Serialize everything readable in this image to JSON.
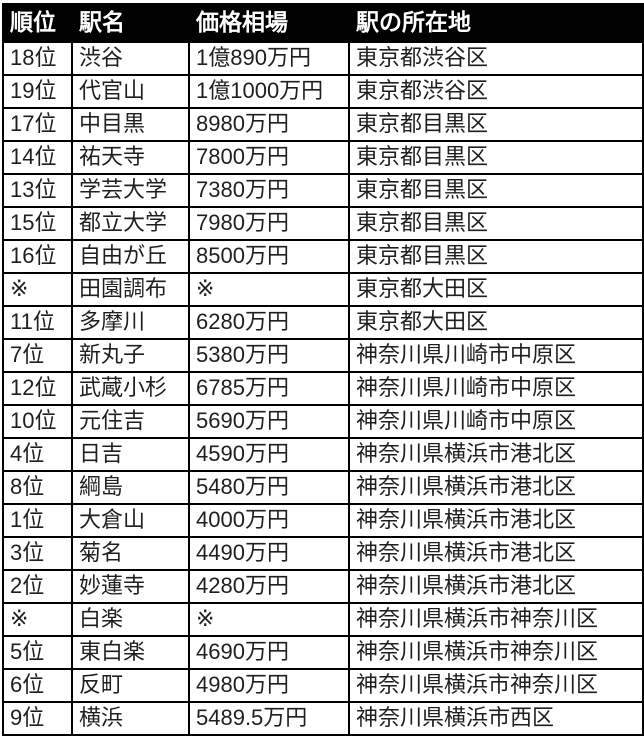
{
  "chart_data": {
    "type": "table",
    "columns": [
      "順位",
      "駅名",
      "価格相場",
      "駅の所在地"
    ],
    "rows": [
      [
        "18位",
        "渋谷",
        "1億890万円",
        "東京都渋谷区"
      ],
      [
        "19位",
        "代官山",
        "1億1000万円",
        "東京都渋谷区"
      ],
      [
        "17位",
        "中目黒",
        "8980万円",
        "東京都目黒区"
      ],
      [
        "14位",
        "祐天寺",
        "7800万円",
        "東京都目黒区"
      ],
      [
        "13位",
        "学芸大学",
        "7380万円",
        "東京都目黒区"
      ],
      [
        "15位",
        "都立大学",
        "7980万円",
        "東京都目黒区"
      ],
      [
        "16位",
        "自由が丘",
        "8500万円",
        "東京都目黒区"
      ],
      [
        "※",
        "田園調布",
        "※",
        "東京都大田区"
      ],
      [
        "11位",
        "多摩川",
        "6280万円",
        "東京都大田区"
      ],
      [
        "7位",
        "新丸子",
        "5380万円",
        "神奈川県川崎市中原区"
      ],
      [
        "12位",
        "武蔵小杉",
        "6785万円",
        "神奈川県川崎市中原区"
      ],
      [
        "10位",
        "元住吉",
        "5690万円",
        "神奈川県川崎市中原区"
      ],
      [
        "4位",
        "日吉",
        "4590万円",
        "神奈川県横浜市港北区"
      ],
      [
        "8位",
        "綱島",
        "5480万円",
        "神奈川県横浜市港北区"
      ],
      [
        "1位",
        "大倉山",
        "4000万円",
        "神奈川県横浜市港北区"
      ],
      [
        "3位",
        "菊名",
        "4490万円",
        "神奈川県横浜市港北区"
      ],
      [
        "2位",
        "妙蓮寺",
        "4280万円",
        "神奈川県横浜市港北区"
      ],
      [
        "※",
        "白楽",
        "※",
        "神奈川県横浜市神奈川区"
      ],
      [
        "5位",
        "東白楽",
        "4690万円",
        "神奈川県横浜市神奈川区"
      ],
      [
        "6位",
        "反町",
        "4980万円",
        "神奈川県横浜市神奈川区"
      ],
      [
        "9位",
        "横浜",
        "5489.5万円",
        "神奈川県横浜市西区"
      ]
    ]
  },
  "colors": {
    "header_bg": "#000000",
    "header_text": "#ffffff",
    "border": "#000000",
    "cell_bg": "#ffffff",
    "text": "#1f1f1f"
  }
}
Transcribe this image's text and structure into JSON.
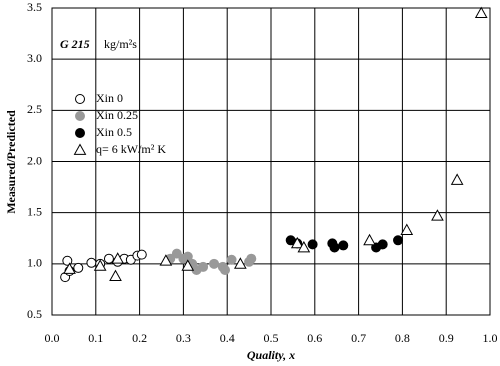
{
  "chart_data": {
    "type": "scatter",
    "annotation_bold": "G 215",
    "annotation_unit": "kg/m²s",
    "x_label": "Quality, x",
    "y_label": "Measured/Predicted",
    "xlim": [
      0,
      1
    ],
    "ylim": [
      0.5,
      3.5
    ],
    "xticks": [
      {
        "value": 0,
        "label": "0.0"
      },
      0.1,
      0.2,
      0.3,
      0.4,
      0.5,
      0.6,
      0.7,
      0.8,
      0.9,
      {
        "value": 1,
        "label": "1.0"
      }
    ],
    "yticks": [
      0.5,
      {
        "value": 1,
        "label": "1.0"
      },
      1.5,
      {
        "value": 2,
        "label": "2.0"
      },
      2.5,
      {
        "value": 3,
        "label": "3.0"
      },
      3.5
    ],
    "grid": true,
    "legend": "upper-left",
    "series": [
      {
        "name": "Xin 0",
        "marker": "circle",
        "filled": false,
        "color": "#000000",
        "x": [
          0.03,
          0.035,
          0.04,
          0.06,
          0.09,
          0.11,
          0.13,
          0.15,
          0.165,
          0.18,
          0.195,
          0.205
        ],
        "values": [
          0.87,
          1.03,
          0.93,
          0.96,
          1.01,
          1.0,
          1.05,
          1.02,
          1.05,
          1.04,
          1.08,
          1.09
        ]
      },
      {
        "name": "Xin 0.25",
        "marker": "circle",
        "filled": true,
        "color": "#999999",
        "x": [
          0.27,
          0.285,
          0.3,
          0.31,
          0.32,
          0.33,
          0.345,
          0.37,
          0.39,
          0.395,
          0.41,
          0.45,
          0.455
        ],
        "values": [
          1.05,
          1.1,
          1.05,
          1.07,
          1.0,
          0.94,
          0.97,
          1.0,
          0.97,
          0.94,
          1.04,
          1.02,
          1.05
        ]
      },
      {
        "name": "Xin 0.5",
        "marker": "circle",
        "filled": true,
        "color": "#000000",
        "x": [
          0.545,
          0.56,
          0.595,
          0.64,
          0.645,
          0.665,
          0.74,
          0.755,
          0.79
        ],
        "values": [
          1.23,
          1.2,
          1.19,
          1.2,
          1.16,
          1.18,
          1.16,
          1.19,
          1.23
        ]
      },
      {
        "name": "q= 6 kW/m² K",
        "marker": "triangle",
        "filled": false,
        "color": "#000000",
        "x": [
          0.04,
          0.11,
          0.145,
          0.15,
          0.26,
          0.31,
          0.43,
          0.56,
          0.575,
          0.725,
          0.81,
          0.88,
          0.925,
          0.98
        ],
        "values": [
          0.95,
          0.98,
          0.88,
          1.05,
          1.03,
          0.98,
          1.0,
          1.2,
          1.16,
          1.23,
          1.33,
          1.47,
          1.82,
          3.45
        ]
      }
    ]
  }
}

-*-*-

WORK INSTRUCTIONS » Copy each line exactly, and leave the pictures out of your copy.

ANSWER TO THIS TASK »
Serialize everything readable in this image to JSON.
{
  "chart_data": {
    "type": "table",
    "columns": [
      "順位",
      "駅名",
      "価格相場",
      "駅の所在地"
    ],
    "rows": [
      [
        "18位",
        "渋谷",
        "1億890万円",
        "東京都渋谷区"
      ],
      [
        "19位",
        "代官山",
        "1億1000万円",
        "東京都渋谷区"
      ],
      [
        "17位",
        "中目黒",
        "8980万円",
        "東京都目黒区"
      ],
      [
        "14位",
        "祐天寺",
        "7800万円",
        "東京都目黒区"
      ],
      [
        "13位",
        "学芸大学",
        "7380万円",
        "東京都目黒区"
      ],
      [
        "15位",
        "都立大学",
        "7980万円",
        "東京都目黒区"
      ],
      [
        "16位",
        "自由が丘",
        "8500万円",
        "東京都目黒区"
      ],
      [
        "※",
        "田園調布",
        "※",
        "東京都大田区"
      ],
      [
        "11位",
        "多摩川",
        "6280万円",
        "東京都大田区"
      ],
      [
        "7位",
        "新丸子",
        "5380万円",
        "神奈川県川崎市中原区"
      ],
      [
        "12位",
        "武蔵小杉",
        "6785万円",
        "神奈川県川崎市中原区"
      ],
      [
        "10位",
        "元住吉",
        "5690万円",
        "神奈川県川崎市中原区"
      ],
      [
        "4位",
        "日吉",
        "4590万円",
        "神奈川県横浜市港北区"
      ],
      [
        "8位",
        "綱島",
        "5480万円",
        "神奈川県横浜市港北区"
      ],
      [
        "1位",
        "大倉山",
        "4000万円",
        "神奈川県横浜市港北区"
      ],
      [
        "3位",
        "菊名",
        "4490万円",
        "神奈川県横浜市港北区"
      ],
      [
        "2位",
        "妙蓮寺",
        "4280万円",
        "神奈川県横浜市港北区"
      ],
      [
        "※",
        "白楽",
        "※",
        "神奈川県横浜市神奈川区"
      ],
      [
        "5位",
        "東白楽",
        "4690万円",
        "神奈川県横浜市神奈川区"
      ],
      [
        "6位",
        "反町",
        "4980万円",
        "神奈川県横浜市神奈川区"
      ],
      [
        "9位",
        "横浜",
        "5489.5万円",
        "神奈川県横浜市西区"
      ]
    ]
  },
  "colors": {
    "header_bg": "#000000",
    "header_text": "#ffffff",
    "border": "#000000",
    "cell_bg": "#ffffff",
    "text": "#1f1f1f"
  }
}
Transcribe this image's text and structure into JSON.
{
  "chart_data": {
    "type": "scatter",
    "annotation_bold": "G 215",
    "annotation_unit": "kg/m²s",
    "x_label": "Quality, x",
    "y_label": "Measured/Predicted",
    "xlim": [
      0,
      1
    ],
    "ylim": [
      0.5,
      3.5
    ],
    "xticks": [
      {
        "value": 0,
        "label": "0.0"
      },
      0.1,
      0.2,
      0.3,
      0.4,
      0.5,
      0.6,
      0.7,
      0.8,
      0.9,
      {
        "value": 1,
        "label": "1.0"
      }
    ],
    "yticks": [
      0.5,
      {
        "value": 1,
        "label": "1.0"
      },
      1.5,
      {
        "value": 2,
        "label": "2.0"
      },
      2.5,
      {
        "value": 3,
        "label": "3.0"
      },
      3.5
    ],
    "grid": true,
    "legend": "upper-left",
    "series": [
      {
        "name": "Xin 0",
        "marker": "circle",
        "filled": false,
        "color": "#000000",
        "x": [
          0.03,
          0.035,
          0.04,
          0.06,
          0.09,
          0.11,
          0.13,
          0.15,
          0.165,
          0.18,
          0.195,
          0.205
        ],
        "values": [
          0.87,
          1.03,
          0.93,
          0.96,
          1.01,
          1.0,
          1.05,
          1.02,
          1.05,
          1.04,
          1.08,
          1.09
        ]
      },
      {
        "name": "Xin 0.25",
        "marker": "circle",
        "filled": true,
        "color": "#999999",
        "x": [
          0.27,
          0.285,
          0.3,
          0.31,
          0.32,
          0.33,
          0.345,
          0.37,
          0.39,
          0.395,
          0.41,
          0.45,
          0.455
        ],
        "values": [
          1.05,
          1.1,
          1.05,
          1.07,
          1.0,
          0.94,
          0.97,
          1.0,
          0.97,
          0.94,
          1.04,
          1.02,
          1.05
        ]
      },
      {
        "name": "Xin 0.5",
        "marker": "circle",
        "filled": true,
        "color": "#000000",
        "x": [
          0.545,
          0.56,
          0.595,
          0.64,
          0.645,
          0.665,
          0.74,
          0.755,
          0.79
        ],
        "values": [
          1.23,
          1.2,
          1.19,
          1.2,
          1.16,
          1.18,
          1.16,
          1.19,
          1.23
        ]
      },
      {
        "name": "q= 6 kW/m² K",
        "marker": "triangle",
        "filled": false,
        "color": "#000000",
        "x": [
          0.04,
          0.11,
          0.145,
          0.15,
          0.26,
          0.31,
          0.43,
          0.56,
          0.575,
          0.725,
          0.81,
          0.88,
          0.925,
          0.98
        ],
        "values": [
          0.95,
          0.98,
          0.88,
          1.05,
          1.03,
          0.98,
          1.0,
          1.2,
          1.16,
          1.23,
          1.33,
          1.47,
          1.82,
          3.45
        ]
      }
    ]
  }
}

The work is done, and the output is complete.